SOURCE DATA =>

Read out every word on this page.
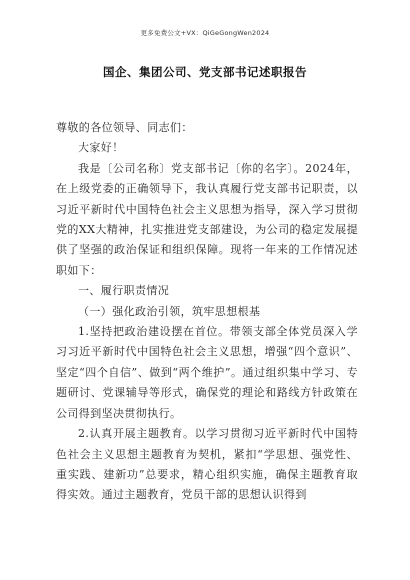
更多免费公文+VX：QiGeGongWen2024
国企、集团公司、党支部书记述职报告

尊敬的各位领导、同志们：

大家好！

我是〔公司名称〕党支部书记〔你的名字〕。2024年，在上级党委的正确领导下，我认真履行党支部书记职责，以习近平新时代中国特色社会主义思想为指导，深入学习贯彻党的XX大精神，扎实推进党支部建设，为公司的稳定发展提供了坚强的政治保证和组织保障。现将一年来的工作情况述职如下：

一、履行职责情况

（一）强化政治引领，筑牢思想根基

1.坚持把政治建设摆在首位。带领支部全体党员深入学习习近平新时代中国特色社会主义思想，增强“四个意识”、坚定“四个自信”、做到“两个维护”。通过组织集中学习、专题研讨、党课辅导等形式，确保党的理论和路线方针政策在公司得到坚决贯彻执行。

2.认真开展主题教育。以学习贯彻习近平新时代中国特色社会主义思想主题教育为契机，紧扣“学思想、强党性、重实践、建新功”总要求，精心组织实施，确保主题教育取得实效。通过主题教育，党员干部的思想认识得到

WHAT IS REQUIRED =>
Transcribe the records verbatim and omit the images.

FINAL RESULT =>
Read out every word on this page.
更多免费公文+VX：QiGeGongWen2024
国企、集团公司、党支部书记述职报告

尊敬的各位领导、同志们：

大家好！

我是〔公司名称〕党支部书记〔你的名字〕。2024年，在上级党委的正确领导下，我认真履行党支部书记职责，以习近平新时代中国特色社会主义思想为指导，深入学习贯彻党的XX大精神，扎实推进党支部建设，为公司的稳定发展提供了坚强的政治保证和组织保障。现将一年来的工作情况述职如下：

一、履行职责情况

（一）强化政治引领，筑牢思想根基

1.坚持把政治建设摆在首位。带领支部全体党员深入学习习近平新时代中国特色社会主义思想，增强“四个意识”、坚定“四个自信”、做到“两个维护”。通过组织集中学习、专题研讨、党课辅导等形式，确保党的理论和路线方针政策在公司得到坚决贯彻执行。

2.认真开展主题教育。以学习贯彻习近平新时代中国特色社会主义思想主题教育为契机，紧扣“学思想、强党性、重实践、建新功”总要求，精心组织实施，确保主题教育取得实效。通过主题教育，党员干部的思想认识得到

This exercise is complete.